— BEGIN DATA FOR THE TASK —

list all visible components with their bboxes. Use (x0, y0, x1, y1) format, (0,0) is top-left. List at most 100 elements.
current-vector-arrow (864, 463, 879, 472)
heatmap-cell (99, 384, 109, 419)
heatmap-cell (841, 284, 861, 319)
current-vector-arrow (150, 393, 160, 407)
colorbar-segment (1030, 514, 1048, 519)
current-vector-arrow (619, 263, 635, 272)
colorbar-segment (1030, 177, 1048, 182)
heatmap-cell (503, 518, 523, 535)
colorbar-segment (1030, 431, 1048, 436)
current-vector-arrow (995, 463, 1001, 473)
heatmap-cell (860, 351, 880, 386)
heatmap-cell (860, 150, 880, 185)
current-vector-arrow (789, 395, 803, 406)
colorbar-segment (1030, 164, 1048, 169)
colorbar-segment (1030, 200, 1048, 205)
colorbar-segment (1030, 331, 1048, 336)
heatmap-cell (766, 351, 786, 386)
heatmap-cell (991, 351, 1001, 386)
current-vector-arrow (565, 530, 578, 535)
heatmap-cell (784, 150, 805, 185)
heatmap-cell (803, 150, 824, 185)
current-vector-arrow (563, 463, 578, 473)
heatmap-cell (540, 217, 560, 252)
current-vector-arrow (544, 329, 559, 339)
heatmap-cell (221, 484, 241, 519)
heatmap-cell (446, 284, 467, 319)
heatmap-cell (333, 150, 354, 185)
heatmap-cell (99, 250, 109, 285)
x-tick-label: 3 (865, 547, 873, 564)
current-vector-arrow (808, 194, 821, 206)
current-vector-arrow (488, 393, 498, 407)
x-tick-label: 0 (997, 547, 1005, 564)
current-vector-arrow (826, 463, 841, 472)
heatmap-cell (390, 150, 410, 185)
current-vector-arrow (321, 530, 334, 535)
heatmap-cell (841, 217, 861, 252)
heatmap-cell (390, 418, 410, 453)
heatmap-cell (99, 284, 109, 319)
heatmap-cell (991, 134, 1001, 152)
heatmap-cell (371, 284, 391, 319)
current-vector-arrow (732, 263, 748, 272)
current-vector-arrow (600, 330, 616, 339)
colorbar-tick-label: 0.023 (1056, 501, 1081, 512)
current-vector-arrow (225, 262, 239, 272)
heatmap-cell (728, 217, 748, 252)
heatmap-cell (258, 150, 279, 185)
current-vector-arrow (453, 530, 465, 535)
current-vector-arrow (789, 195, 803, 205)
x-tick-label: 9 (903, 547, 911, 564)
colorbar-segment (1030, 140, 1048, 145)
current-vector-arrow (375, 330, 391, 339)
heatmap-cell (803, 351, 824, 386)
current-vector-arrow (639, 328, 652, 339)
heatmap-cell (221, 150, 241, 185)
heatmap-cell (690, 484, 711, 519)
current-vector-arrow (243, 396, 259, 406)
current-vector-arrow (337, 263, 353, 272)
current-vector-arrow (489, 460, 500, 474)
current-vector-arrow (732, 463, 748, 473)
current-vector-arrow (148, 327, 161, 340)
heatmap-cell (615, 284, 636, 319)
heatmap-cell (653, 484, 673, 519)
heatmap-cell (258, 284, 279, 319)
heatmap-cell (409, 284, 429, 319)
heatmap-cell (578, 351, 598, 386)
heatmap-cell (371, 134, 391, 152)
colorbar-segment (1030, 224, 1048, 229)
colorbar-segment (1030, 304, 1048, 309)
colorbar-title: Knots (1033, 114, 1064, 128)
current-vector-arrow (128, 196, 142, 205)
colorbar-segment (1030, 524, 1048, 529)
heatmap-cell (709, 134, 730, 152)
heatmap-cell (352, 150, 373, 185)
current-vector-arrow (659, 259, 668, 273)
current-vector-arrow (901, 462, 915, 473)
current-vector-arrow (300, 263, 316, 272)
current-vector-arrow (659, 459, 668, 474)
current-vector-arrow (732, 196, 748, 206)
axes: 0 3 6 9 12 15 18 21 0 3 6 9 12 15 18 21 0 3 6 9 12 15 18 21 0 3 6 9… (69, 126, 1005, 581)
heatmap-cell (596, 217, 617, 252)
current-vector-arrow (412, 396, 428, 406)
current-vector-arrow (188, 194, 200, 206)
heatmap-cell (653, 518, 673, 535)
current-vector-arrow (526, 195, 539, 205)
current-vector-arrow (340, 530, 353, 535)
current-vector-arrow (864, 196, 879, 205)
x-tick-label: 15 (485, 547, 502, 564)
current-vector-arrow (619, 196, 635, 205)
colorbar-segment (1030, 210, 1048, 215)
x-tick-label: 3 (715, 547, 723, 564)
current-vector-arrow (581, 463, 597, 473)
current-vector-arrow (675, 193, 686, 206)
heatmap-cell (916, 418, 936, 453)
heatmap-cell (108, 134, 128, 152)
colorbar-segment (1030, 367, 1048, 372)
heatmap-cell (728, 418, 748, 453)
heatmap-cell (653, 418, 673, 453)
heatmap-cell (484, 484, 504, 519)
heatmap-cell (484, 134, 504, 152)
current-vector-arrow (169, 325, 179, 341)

— END DATA FOR THE TASK —

DO THIS>
Reproduce every line of the entries above without changing anything.

OUTPUT OF THE EXERCISE>
list all visible components with their bboxes. Use (x0, y0, x1, y1) format, (0,0) is top-left. List at most 100 elements.
current-vector-arrow (864, 463, 879, 472)
heatmap-cell (99, 384, 109, 419)
heatmap-cell (841, 284, 861, 319)
current-vector-arrow (150, 393, 160, 407)
colorbar-segment (1030, 514, 1048, 519)
current-vector-arrow (619, 263, 635, 272)
colorbar-segment (1030, 177, 1048, 182)
heatmap-cell (503, 518, 523, 535)
colorbar-segment (1030, 431, 1048, 436)
current-vector-arrow (995, 463, 1001, 473)
heatmap-cell (860, 351, 880, 386)
heatmap-cell (860, 150, 880, 185)
current-vector-arrow (789, 395, 803, 406)
colorbar-segment (1030, 164, 1048, 169)
colorbar-segment (1030, 200, 1048, 205)
colorbar-segment (1030, 331, 1048, 336)
heatmap-cell (766, 351, 786, 386)
heatmap-cell (991, 351, 1001, 386)
current-vector-arrow (565, 530, 578, 535)
heatmap-cell (784, 150, 805, 185)
heatmap-cell (803, 150, 824, 185)
current-vector-arrow (563, 463, 578, 473)
heatmap-cell (540, 217, 560, 252)
current-vector-arrow (544, 329, 559, 339)
heatmap-cell (221, 484, 241, 519)
heatmap-cell (446, 284, 467, 319)
heatmap-cell (333, 150, 354, 185)
heatmap-cell (99, 250, 109, 285)
x-tick-label: 3 (865, 547, 873, 564)
current-vector-arrow (808, 194, 821, 206)
current-vector-arrow (488, 393, 498, 407)
x-tick-label: 0 (997, 547, 1005, 564)
current-vector-arrow (826, 463, 841, 472)
heatmap-cell (390, 150, 410, 185)
current-vector-arrow (321, 530, 334, 535)
heatmap-cell (841, 217, 861, 252)
heatmap-cell (390, 418, 410, 453)
heatmap-cell (99, 284, 109, 319)
heatmap-cell (991, 134, 1001, 152)
heatmap-cell (371, 284, 391, 319)
current-vector-arrow (732, 263, 748, 272)
current-vector-arrow (600, 330, 616, 339)
colorbar-tick-label: 0.023 (1056, 501, 1081, 512)
current-vector-arrow (225, 262, 239, 272)
heatmap-cell (728, 217, 748, 252)
heatmap-cell (258, 150, 279, 185)
current-vector-arrow (453, 530, 465, 535)
current-vector-arrow (789, 195, 803, 205)
x-tick-label: 9 (903, 547, 911, 564)
colorbar-segment (1030, 140, 1048, 145)
current-vector-arrow (375, 330, 391, 339)
heatmap-cell (803, 351, 824, 386)
current-vector-arrow (639, 328, 652, 339)
heatmap-cell (221, 150, 241, 185)
heatmap-cell (690, 484, 711, 519)
current-vector-arrow (243, 396, 259, 406)
current-vector-arrow (337, 263, 353, 272)
current-vector-arrow (489, 460, 500, 474)
current-vector-arrow (732, 463, 748, 473)
current-vector-arrow (148, 327, 161, 340)
heatmap-cell (615, 284, 636, 319)
heatmap-cell (653, 484, 673, 519)
heatmap-cell (258, 284, 279, 319)
heatmap-cell (409, 284, 429, 319)
heatmap-cell (578, 351, 598, 386)
heatmap-cell (371, 134, 391, 152)
colorbar-segment (1030, 224, 1048, 229)
colorbar-segment (1030, 304, 1048, 309)
colorbar-title: Knots (1033, 114, 1064, 128)
current-vector-arrow (128, 196, 142, 205)
colorbar-segment (1030, 524, 1048, 529)
heatmap-cell (709, 134, 730, 152)
heatmap-cell (352, 150, 373, 185)
current-vector-arrow (659, 259, 668, 273)
current-vector-arrow (901, 462, 915, 473)
current-vector-arrow (300, 263, 316, 272)
current-vector-arrow (659, 459, 668, 474)
current-vector-arrow (732, 196, 748, 206)
axes: 0 3 6 9 12 15 18 21 0 3 6 9 12 15 18 21 0 3 6 9 12 15 18 21 0 3 6 9… (69, 126, 1005, 581)
heatmap-cell (596, 217, 617, 252)
current-vector-arrow (412, 396, 428, 406)
current-vector-arrow (188, 194, 200, 206)
heatmap-cell (653, 518, 673, 535)
current-vector-arrow (526, 195, 539, 205)
current-vector-arrow (340, 530, 353, 535)
current-vector-arrow (864, 196, 879, 205)
x-tick-label: 15 (485, 547, 502, 564)
current-vector-arrow (619, 196, 635, 205)
colorbar-segment (1030, 210, 1048, 215)
x-tick-label: 3 (715, 547, 723, 564)
current-vector-arrow (581, 463, 597, 473)
current-vector-arrow (675, 193, 686, 206)
heatmap-cell (916, 418, 936, 453)
heatmap-cell (108, 134, 128, 152)
colorbar-segment (1030, 367, 1048, 372)
heatmap-cell (728, 418, 748, 453)
heatmap-cell (653, 418, 673, 453)
heatmap-cell (484, 484, 504, 519)
heatmap-cell (484, 134, 504, 152)
current-vector-arrow (169, 325, 179, 341)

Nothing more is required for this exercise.